━━━ Extracted data

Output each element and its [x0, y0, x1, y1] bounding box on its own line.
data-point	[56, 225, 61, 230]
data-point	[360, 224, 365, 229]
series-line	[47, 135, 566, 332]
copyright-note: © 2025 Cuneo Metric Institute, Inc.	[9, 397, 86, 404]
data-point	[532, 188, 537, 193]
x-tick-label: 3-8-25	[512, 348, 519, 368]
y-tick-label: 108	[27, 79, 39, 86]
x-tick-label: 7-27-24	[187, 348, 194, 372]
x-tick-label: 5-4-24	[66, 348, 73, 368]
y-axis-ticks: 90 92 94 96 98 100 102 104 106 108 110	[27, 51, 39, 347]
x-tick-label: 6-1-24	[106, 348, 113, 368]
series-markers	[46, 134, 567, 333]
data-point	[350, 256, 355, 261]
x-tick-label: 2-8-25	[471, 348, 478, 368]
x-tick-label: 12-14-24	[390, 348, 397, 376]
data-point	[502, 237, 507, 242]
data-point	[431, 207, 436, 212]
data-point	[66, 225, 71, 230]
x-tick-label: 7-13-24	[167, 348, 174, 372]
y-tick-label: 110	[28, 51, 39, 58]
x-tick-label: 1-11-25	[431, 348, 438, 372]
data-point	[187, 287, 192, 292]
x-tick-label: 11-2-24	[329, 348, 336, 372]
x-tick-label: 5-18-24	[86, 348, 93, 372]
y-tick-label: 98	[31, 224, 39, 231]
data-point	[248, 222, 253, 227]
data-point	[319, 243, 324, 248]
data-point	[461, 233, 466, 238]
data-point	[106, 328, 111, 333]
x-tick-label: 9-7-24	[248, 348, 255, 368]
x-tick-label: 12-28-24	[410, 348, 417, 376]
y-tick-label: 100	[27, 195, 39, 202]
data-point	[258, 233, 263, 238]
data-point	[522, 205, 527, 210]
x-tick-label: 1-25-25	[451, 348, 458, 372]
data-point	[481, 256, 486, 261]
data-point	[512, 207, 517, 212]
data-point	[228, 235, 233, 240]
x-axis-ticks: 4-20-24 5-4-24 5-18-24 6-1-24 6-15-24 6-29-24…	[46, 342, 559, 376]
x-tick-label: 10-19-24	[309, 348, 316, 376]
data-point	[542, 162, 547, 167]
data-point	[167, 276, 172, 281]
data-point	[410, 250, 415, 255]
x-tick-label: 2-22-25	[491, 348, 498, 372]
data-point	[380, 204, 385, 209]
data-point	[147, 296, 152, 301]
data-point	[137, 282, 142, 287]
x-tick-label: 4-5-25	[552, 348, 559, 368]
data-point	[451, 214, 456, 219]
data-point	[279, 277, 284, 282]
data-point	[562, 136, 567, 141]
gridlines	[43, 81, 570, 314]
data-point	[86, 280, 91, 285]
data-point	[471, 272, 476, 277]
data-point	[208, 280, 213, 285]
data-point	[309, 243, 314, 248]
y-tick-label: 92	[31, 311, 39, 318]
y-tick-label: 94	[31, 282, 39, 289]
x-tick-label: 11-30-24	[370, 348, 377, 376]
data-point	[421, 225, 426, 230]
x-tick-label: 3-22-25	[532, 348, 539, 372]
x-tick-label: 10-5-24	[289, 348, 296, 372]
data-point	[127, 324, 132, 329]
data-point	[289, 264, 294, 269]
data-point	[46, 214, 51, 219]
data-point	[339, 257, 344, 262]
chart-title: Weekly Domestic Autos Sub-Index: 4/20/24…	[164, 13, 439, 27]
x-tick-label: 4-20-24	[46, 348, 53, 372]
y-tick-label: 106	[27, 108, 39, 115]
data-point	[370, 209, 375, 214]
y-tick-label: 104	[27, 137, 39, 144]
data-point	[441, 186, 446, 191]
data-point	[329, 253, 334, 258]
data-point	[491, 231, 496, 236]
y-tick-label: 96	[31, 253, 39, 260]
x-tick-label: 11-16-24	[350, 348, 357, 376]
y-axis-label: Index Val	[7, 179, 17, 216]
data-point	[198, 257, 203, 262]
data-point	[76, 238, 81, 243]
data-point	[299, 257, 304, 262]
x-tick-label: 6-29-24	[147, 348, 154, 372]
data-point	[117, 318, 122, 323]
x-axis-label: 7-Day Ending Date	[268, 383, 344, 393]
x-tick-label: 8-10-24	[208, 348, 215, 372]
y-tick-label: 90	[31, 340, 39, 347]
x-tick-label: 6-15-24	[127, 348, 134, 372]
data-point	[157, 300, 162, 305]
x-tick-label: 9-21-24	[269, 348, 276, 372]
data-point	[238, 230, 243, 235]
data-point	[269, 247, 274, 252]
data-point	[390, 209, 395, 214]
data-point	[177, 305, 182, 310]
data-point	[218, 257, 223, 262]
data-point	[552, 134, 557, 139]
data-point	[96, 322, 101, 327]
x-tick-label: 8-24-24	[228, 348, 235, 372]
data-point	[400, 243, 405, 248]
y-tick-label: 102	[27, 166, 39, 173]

━━━━━━

**Instructions for the task**:
Convert every line of the entries above into a JSON list of strings, one string per line, skipping any blank lines.

**Output for this task**:
[
  "Output each element and its [x0, y0, x1, y1] bounding box on its own line.",
  "data-point\t[56, 225, 61, 230]",
  "data-point\t[360, 224, 365, 229]",
  "series-line\t[47, 135, 566, 332]",
  "copyright-note: © 2025 Cuneo Metric Institute, Inc.\t[9, 397, 86, 404]",
  "data-point\t[532, 188, 537, 193]",
  "x-tick-label: 3-8-25\t[512, 348, 519, 368]",
  "y-tick-label: 108\t[27, 79, 39, 86]",
  "x-tick-label: 7-27-24\t[187, 348, 194, 372]",
  "x-tick-label: 5-4-24\t[66, 348, 73, 368]",
  "y-axis-ticks: 90 92 94 96 98 100 102 104 106 108 110\t[27, 51, 39, 347]",
  "x-tick-label: 6-1-24\t[106, 348, 113, 368]",
  "series-markers\t[46, 134, 567, 333]",
  "data-point\t[350, 256, 355, 261]",
  "x-tick-label: 2-8-25\t[471, 348, 478, 368]",
  "x-tick-label: 12-14-24\t[390, 348, 397, 376]",
  "data-point\t[502, 237, 507, 242]",
  "data-point\t[431, 207, 436, 212]",
  "data-point\t[66, 225, 71, 230]",
  "x-tick-label: 7-13-24\t[167, 348, 174, 372]",
  "y-tick-label: 110\t[28, 51, 39, 58]",
  "x-tick-label: 1-11-25\t[431, 348, 438, 372]",
  "data-point\t[187, 287, 192, 292]",
  "x-tick-label: 11-2-24\t[329, 348, 336, 372]",
  "x-tick-label: 5-18-24\t[86, 348, 93, 372]",
  "y-tick-label: 98\t[31, 224, 39, 231]",
  "data-point\t[248, 222, 253, 227]",
  "data-point\t[319, 243, 324, 248]",
  "data-point\t[461, 233, 466, 238]",
  "data-point\t[106, 328, 111, 333]",
  "x-tick-label: 9-7-24\t[248, 348, 255, 368]",
  "x-tick-label: 12-28-24\t[410, 348, 417, 376]",
  "y-tick-label: 100\t[27, 195, 39, 202]",
  "data-point\t[258, 233, 263, 238]",
  "data-point\t[522, 205, 527, 210]",
  "x-tick-label: 1-25-25\t[451, 348, 458, 372]",
  "data-point\t[481, 256, 486, 261]",
  "data-point\t[512, 207, 517, 212]",
  "data-point\t[228, 235, 233, 240]",
  "x-axis-ticks: 4-20-24 5-4-24 5-18-24 6-1-24 6-15-24 6-29-24…\t[46, 342, 559, 376]",
  "x-tick-label: 10-19-24\t[309, 348, 316, 376]",
  "data-point\t[542, 162, 547, 167]",
  "data-point\t[167, 276, 172, 281]",
  "data-point\t[410, 250, 415, 255]",
  "x-tick-label: 2-22-25\t[491, 348, 498, 372]",
  "data-point\t[380, 204, 385, 209]",
  "data-point\t[147, 296, 152, 301]",
  "data-point\t[137, 282, 142, 287]",
  "x-tick-label: 4-5-25\t[552, 348, 559, 368]",
  "data-point\t[451, 214, 456, 219]",
  "data-point\t[279, 277, 284, 282]",
  "data-point\t[562, 136, 567, 141]",
  "gridlines\t[43, 81, 570, 314]",
  "data-point\t[86, 280, 91, 285]",
  "data-point\t[471, 272, 476, 277]",
  "data-point\t[208, 280, 213, 285]",
  "data-point\t[309, 243, 314, 248]",
  "y-tick-label: 92\t[31, 311, 39, 318]",
  "y-tick-label: 94\t[31, 282, 39, 289]",
  "x-tick-label: 11-30-24\t[370, 348, 377, 376]",
  "data-point\t[421, 225, 426, 230]",
  "x-tick-label: 3-22-25\t[532, 348, 539, 372]",
  "x-tick-label: 10-5-24\t[289, 348, 296, 372]",
  "data-point\t[127, 324, 132, 329]",
  "data-point\t[289, 264, 294, 269]",
  "data-point\t[46, 214, 51, 219]",
  "data-point\t[339, 257, 344, 262]",
  "chart-title: Weekly Domestic Autos Sub-Index: 4/20/24…\t[164, 13, 439, 27]",
  "x-tick-label: 4-20-24\t[46, 348, 53, 372]",
  "y-tick-label: 106\t[27, 108, 39, 115]",
  "data-point\t[370, 209, 375, 214]",
  "y-tick-label: 104\t[27, 137, 39, 144]",
  "data-point\t[441, 186, 446, 191]",
  "data-point\t[329, 253, 334, 258]",
  "data-point\t[491, 231, 496, 236]",
  "y-tick-label: 96\t[31, 253, 39, 260]",
  "x-tick-label: 11-16-24\t[350, 348, 357, 376]",
  "y-axis-label: Index Val\t[7, 179, 17, 216]",
  "data-point\t[198, 257, 203, 262]",
  "data-point\t[76, 238, 81, 243]",
  "data-point\t[299, 257, 304, 262]",
  "x-tick-label: 6-29-24\t[147, 348, 154, 372]",
  "data-point\t[117, 318, 122, 323]",
  "x-axis-label: 7-Day Ending Date\t[268, 383, 344, 393]",
  "x-tick-label: 8-10-24\t[208, 348, 215, 372]",
  "y-tick-label: 90\t[31, 340, 39, 347]",
  "x-tick-label: 6-15-24\t[127, 348, 134, 372]",
  "data-point\t[157, 300, 162, 305]",
  "x-tick-label: 9-21-24\t[269, 348, 276, 372]",
  "data-point\t[238, 230, 243, 235]",
  "data-point\t[269, 247, 274, 252]",
  "data-point\t[390, 209, 395, 214]",
  "data-point\t[177, 305, 182, 310]",
  "data-point\t[218, 257, 223, 262]",
  "data-point\t[552, 134, 557, 139]",
  "data-point\t[96, 322, 101, 327]",
  "x-tick-label: 8-24-24\t[228, 348, 235, 372]",
  "data-point\t[400, 243, 405, 248]",
  "y-tick-label: 102\t[27, 166, 39, 173]"
]